Work to be completed >>
Check every line of the entries for "McGraw", and copy the lines that hold it.

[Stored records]
[BEGIN]

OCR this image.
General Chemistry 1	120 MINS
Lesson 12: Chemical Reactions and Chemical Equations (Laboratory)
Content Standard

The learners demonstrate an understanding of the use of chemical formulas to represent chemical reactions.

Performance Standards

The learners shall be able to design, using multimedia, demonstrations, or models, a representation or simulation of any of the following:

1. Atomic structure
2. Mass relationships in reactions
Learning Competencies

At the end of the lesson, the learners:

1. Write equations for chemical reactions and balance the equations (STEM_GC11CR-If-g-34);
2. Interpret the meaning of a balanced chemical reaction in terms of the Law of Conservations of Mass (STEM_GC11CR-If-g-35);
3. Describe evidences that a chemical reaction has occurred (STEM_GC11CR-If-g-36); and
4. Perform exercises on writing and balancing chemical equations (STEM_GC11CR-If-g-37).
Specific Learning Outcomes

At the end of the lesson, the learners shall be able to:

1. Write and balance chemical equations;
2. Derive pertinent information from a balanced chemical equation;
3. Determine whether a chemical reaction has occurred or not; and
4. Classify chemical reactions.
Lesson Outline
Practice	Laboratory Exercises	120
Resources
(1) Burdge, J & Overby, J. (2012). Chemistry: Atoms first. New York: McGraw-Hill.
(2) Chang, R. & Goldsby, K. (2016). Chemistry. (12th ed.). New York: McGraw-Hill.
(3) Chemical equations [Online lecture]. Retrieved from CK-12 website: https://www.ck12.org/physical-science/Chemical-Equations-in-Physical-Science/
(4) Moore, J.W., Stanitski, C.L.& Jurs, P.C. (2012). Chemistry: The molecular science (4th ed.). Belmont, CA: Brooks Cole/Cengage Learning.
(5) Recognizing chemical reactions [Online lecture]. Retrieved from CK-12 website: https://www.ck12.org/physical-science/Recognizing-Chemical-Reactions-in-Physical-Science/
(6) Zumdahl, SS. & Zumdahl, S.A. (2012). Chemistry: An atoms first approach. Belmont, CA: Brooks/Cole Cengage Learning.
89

[END]

Result >>
(1) Burdge, J & Overby, J. (2012). Chemistry: Atoms first. New York: McGraw-Hill.
(2) Chang, R. & Goldsby, K. (2016). Chemistry. (12th ed.). New York: McGraw-Hill.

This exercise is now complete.